_Written exercise_
Retype, exactly as written, every line from the one containing "Give me the" through the last line of the records below, both included; skip the pictures.

[start Dataset rows]

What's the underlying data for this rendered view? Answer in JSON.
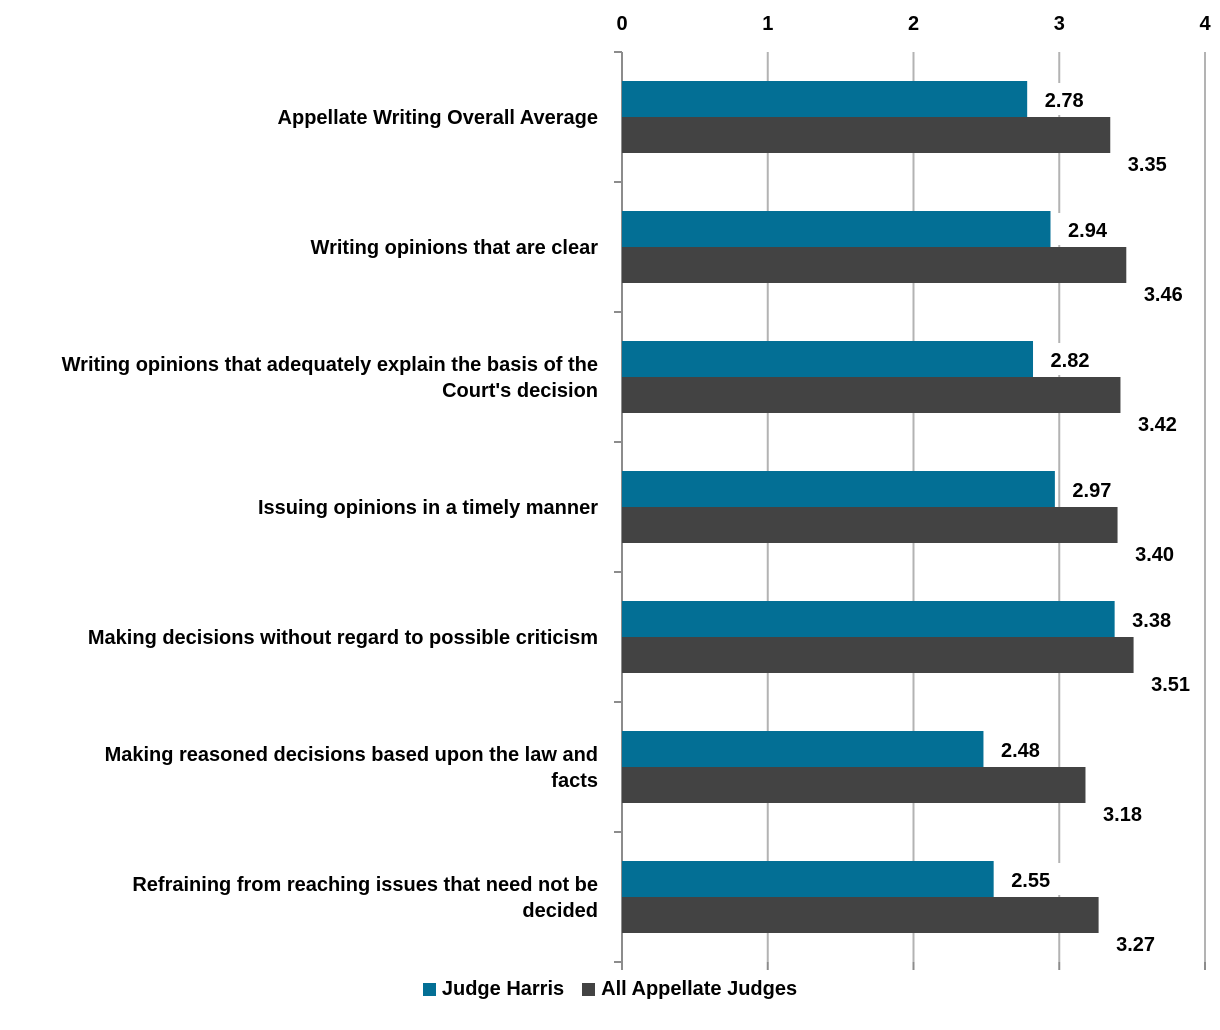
{
  "chart_data": {
    "type": "bar",
    "orientation": "horizontal",
    "title": "",
    "xlim": [
      0,
      4
    ],
    "x_ticks": [
      "0",
      "1",
      "2",
      "3",
      "4"
    ],
    "x_axis_position": "top",
    "grid": true,
    "legend_position": "bottom",
    "categories": [
      [
        "Appellate Writing Overall Average"
      ],
      [
        "Writing opinions that are clear"
      ],
      [
        "Writing opinions that adequately explain the basis of the",
        "Court's decision"
      ],
      [
        "Issuing opinions in a timely manner"
      ],
      [
        "Making decisions without regard to possible criticism"
      ],
      [
        "Making reasoned decisions based upon the law and",
        "facts"
      ],
      [
        "Refraining from reaching issues that need not be",
        "decided"
      ]
    ],
    "series": [
      {
        "name": "Judge Harris",
        "color": "#036f95",
        "values": [
          2.78,
          2.94,
          2.82,
          2.97,
          3.38,
          2.48,
          2.55
        ],
        "labels": [
          "2.78",
          "2.94",
          "2.82",
          "2.97",
          "3.38",
          "2.48",
          "2.55"
        ]
      },
      {
        "name": "All Appellate Judges",
        "color": "#434343",
        "values": [
          3.35,
          3.46,
          3.42,
          3.4,
          3.51,
          3.18,
          3.27
        ],
        "labels": [
          "3.35",
          "3.46",
          "3.42",
          "3.40",
          "3.51",
          "3.18",
          "3.27"
        ]
      }
    ]
  },
  "colors": {
    "grid": "#b3b3b3",
    "axis": "#8c8c8c",
    "label_box": "#ffffff"
  }
}
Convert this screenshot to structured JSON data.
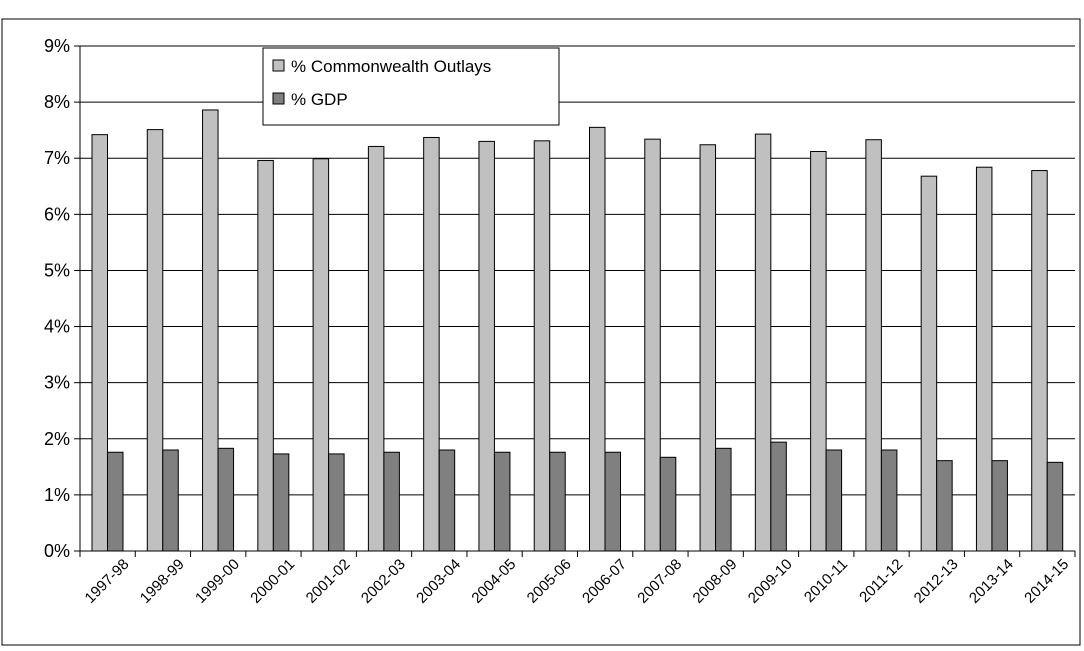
{
  "page": {
    "title": ""
  },
  "chart_data": {
    "type": "bar",
    "title": "",
    "xlabel": "",
    "ylabel": "",
    "ylim": [
      0,
      9
    ],
    "y_unit": "%",
    "y_ticks": [
      "0%",
      "1%",
      "2%",
      "3%",
      "4%",
      "5%",
      "6%",
      "7%",
      "8%",
      "9%"
    ],
    "grid": true,
    "legend_position": "top-center",
    "categories": [
      "1997-98",
      "1998-99",
      "1999-00",
      "2000-01",
      "2001-02",
      "2002-03",
      "2003-04",
      "2004-05",
      "2005-06",
      "2006-07",
      "2007-08",
      "2008-09",
      "2009-10",
      "2010-11",
      "2011-12",
      "2012-13",
      "2013-14",
      "2014-15"
    ],
    "series": [
      {
        "name": "% Commonwealth Outlays",
        "color": "#c0c0c0",
        "values": [
          7.42,
          7.51,
          7.86,
          6.96,
          6.99,
          7.21,
          7.37,
          7.3,
          7.31,
          7.55,
          7.34,
          7.24,
          7.43,
          7.12,
          7.33,
          6.68,
          6.84,
          6.78
        ]
      },
      {
        "name": "% GDP",
        "color": "#808080",
        "values": [
          1.76,
          1.8,
          1.83,
          1.73,
          1.73,
          1.76,
          1.8,
          1.76,
          1.76,
          1.76,
          1.67,
          1.83,
          1.94,
          1.8,
          1.8,
          1.61,
          1.61,
          1.58
        ]
      }
    ]
  }
}
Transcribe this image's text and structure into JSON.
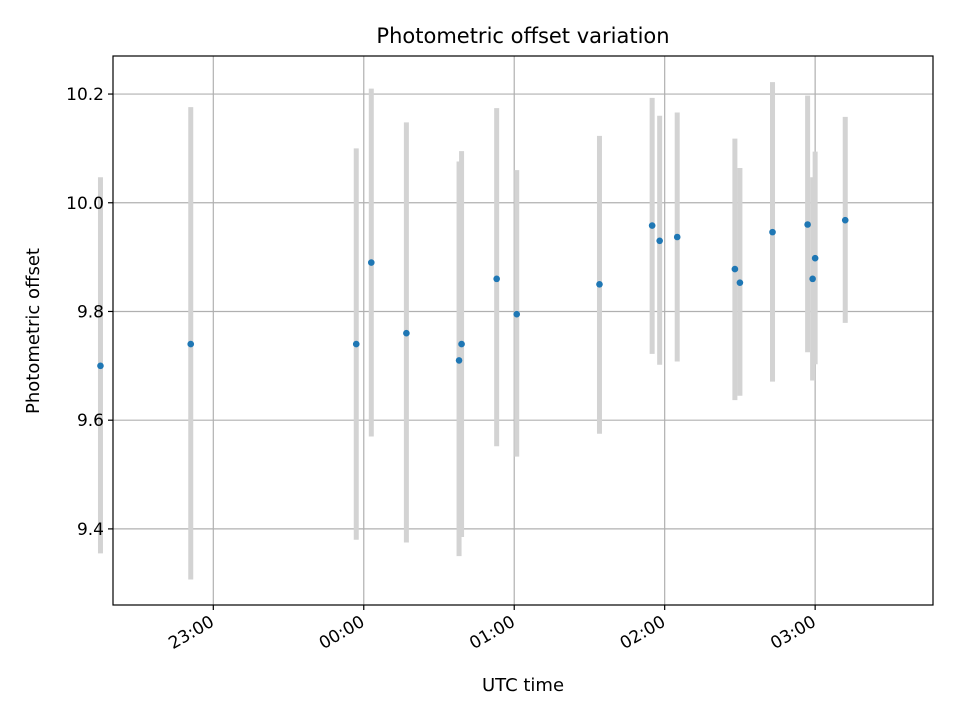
{
  "chart_data": {
    "type": "scatter",
    "title": "Photometric offset variation",
    "xlabel": "UTC time",
    "ylabel": "Photometric offset",
    "x_tick_labels": [
      "23:00",
      "00:00",
      "01:00",
      "02:00",
      "03:00"
    ],
    "x_tick_values": [
      "23:00",
      "00:00",
      "01:00",
      "02:00",
      "03:00"
    ],
    "y_ticks": [
      9.4,
      9.6,
      9.8,
      10.0,
      10.2
    ],
    "y_tick_labels": [
      "9.4",
      "9.6",
      "9.8",
      "10.0",
      "10.2"
    ],
    "xlim": [
      "22:20",
      "03:47"
    ],
    "ylim": [
      9.26,
      10.27
    ],
    "grid": true,
    "colors": {
      "point": "#1f77b4",
      "errorbar": "#d3d3d3",
      "grid": "#b0b0b0"
    },
    "points": [
      {
        "x": "22:15",
        "y": 9.7,
        "ylow": 9.355,
        "yhigh": 10.047
      },
      {
        "x": "22:51",
        "y": 9.74,
        "ylow": 9.307,
        "yhigh": 10.176
      },
      {
        "x": "23:57",
        "y": 9.74,
        "ylow": 9.38,
        "yhigh": 10.1
      },
      {
        "x": "00:03",
        "y": 9.89,
        "ylow": 9.57,
        "yhigh": 10.21
      },
      {
        "x": "00:17",
        "y": 9.76,
        "ylow": 9.375,
        "yhigh": 10.148
      },
      {
        "x": "00:38",
        "y": 9.71,
        "ylow": 9.35,
        "yhigh": 10.076
      },
      {
        "x": "00:39",
        "y": 9.74,
        "ylow": 9.385,
        "yhigh": 10.095
      },
      {
        "x": "00:53",
        "y": 9.86,
        "ylow": 9.552,
        "yhigh": 10.174
      },
      {
        "x": "01:01",
        "y": 9.795,
        "ylow": 9.533,
        "yhigh": 10.06
      },
      {
        "x": "01:34",
        "y": 9.85,
        "ylow": 9.575,
        "yhigh": 10.123
      },
      {
        "x": "01:55",
        "y": 9.958,
        "ylow": 9.722,
        "yhigh": 10.193
      },
      {
        "x": "01:58",
        "y": 9.93,
        "ylow": 9.702,
        "yhigh": 10.16
      },
      {
        "x": "02:05",
        "y": 9.937,
        "ylow": 9.708,
        "yhigh": 10.166
      },
      {
        "x": "02:28",
        "y": 9.878,
        "ylow": 9.637,
        "yhigh": 10.118
      },
      {
        "x": "02:30",
        "y": 9.853,
        "ylow": 9.645,
        "yhigh": 10.064
      },
      {
        "x": "02:43",
        "y": 9.946,
        "ylow": 9.671,
        "yhigh": 10.222
      },
      {
        "x": "02:57",
        "y": 9.96,
        "ylow": 9.725,
        "yhigh": 10.197
      },
      {
        "x": "02:59",
        "y": 9.86,
        "ylow": 9.673,
        "yhigh": 10.047
      },
      {
        "x": "03:00",
        "y": 9.898,
        "ylow": 9.703,
        "yhigh": 10.094
      },
      {
        "x": "03:12",
        "y": 9.968,
        "ylow": 9.779,
        "yhigh": 10.158
      }
    ]
  }
}
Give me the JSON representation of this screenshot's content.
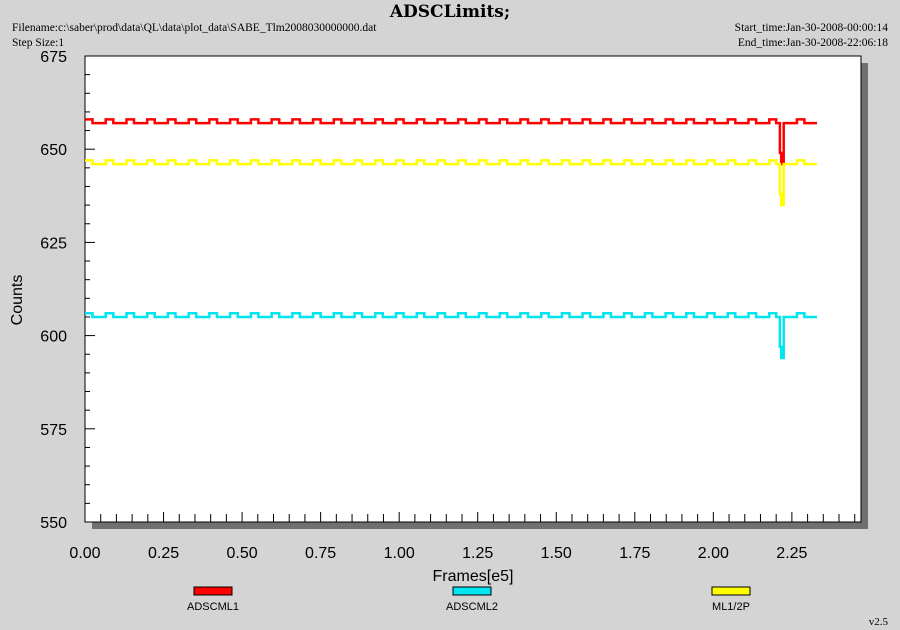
{
  "header": {
    "title": "ADSCLimits;",
    "filename_line": "Filename:c:\\saber\\prod\\data\\QL\\data\\plot_data\\SABE_Tlm2008030000000.dat",
    "step_size_line": "Step Size:1",
    "start_time_line": "Start_time:Jan-30-2008-00:00:14",
    "end_time_line": "End_time:Jan-30-2008-22:06:18"
  },
  "footer": {
    "version": "v2.5"
  },
  "chart_data": {
    "type": "line",
    "title": "ADSCLimits;",
    "xlabel": "Frames[e5]",
    "ylabel": "Counts",
    "xlim": [
      0.0,
      2.47
    ],
    "ylim": [
      550,
      675
    ],
    "xticks": [
      "0.00",
      "0.25",
      "0.50",
      "0.75",
      "1.00",
      "1.25",
      "1.50",
      "1.75",
      "2.00",
      "2.25"
    ],
    "yticks": [
      "550",
      "575",
      "600",
      "625",
      "650",
      "675"
    ],
    "grid": false,
    "legend_position": "bottom",
    "series": [
      {
        "name": "ADSCML1",
        "color": "#ff0000",
        "base": 657,
        "high": 658,
        "dip_x": 2.22,
        "dip_min": 646,
        "x_end": 2.33
      },
      {
        "name": "ADSCML2",
        "color": "#00e5f0",
        "base": 605,
        "high": 606,
        "dip_x": 2.22,
        "dip_min": 594,
        "x_end": 2.33
      },
      {
        "name": "ML1/2P",
        "color": "#ffff00",
        "base": 646,
        "high": 647,
        "dip_x": 2.22,
        "dip_min": 635,
        "x_end": 2.33
      }
    ]
  }
}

[end Dataset rows]

_Right answer_
Give me the JSON representation of this screenshot's content.
{
  "header": {
    "title": "ADSCLimits;",
    "filename_line": "Filename:c:\\saber\\prod\\data\\QL\\data\\plot_data\\SABE_Tlm2008030000000.dat",
    "step_size_line": "Step Size:1",
    "start_time_line": "Start_time:Jan-30-2008-00:00:14",
    "end_time_line": "End_time:Jan-30-2008-22:06:18"
  },
  "footer": {
    "version": "v2.5"
  },
  "chart_data": {
    "type": "line",
    "title": "ADSCLimits;",
    "xlabel": "Frames[e5]",
    "ylabel": "Counts",
    "xlim": [
      0.0,
      2.47
    ],
    "ylim": [
      550,
      675
    ],
    "xticks": [
      "0.00",
      "0.25",
      "0.50",
      "0.75",
      "1.00",
      "1.25",
      "1.50",
      "1.75",
      "2.00",
      "2.25"
    ],
    "yticks": [
      "550",
      "575",
      "600",
      "625",
      "650",
      "675"
    ],
    "grid": false,
    "legend_position": "bottom",
    "series": [
      {
        "name": "ADSCML1",
        "color": "#ff0000",
        "base": 657,
        "high": 658,
        "dip_x": 2.22,
        "dip_min": 646,
        "x_end": 2.33
      },
      {
        "name": "ADSCML2",
        "color": "#00e5f0",
        "base": 605,
        "high": 606,
        "dip_x": 2.22,
        "dip_min": 594,
        "x_end": 2.33
      },
      {
        "name": "ML1/2P",
        "color": "#ffff00",
        "base": 646,
        "high": 647,
        "dip_x": 2.22,
        "dip_min": 635,
        "x_end": 2.33
      }
    ]
  }
}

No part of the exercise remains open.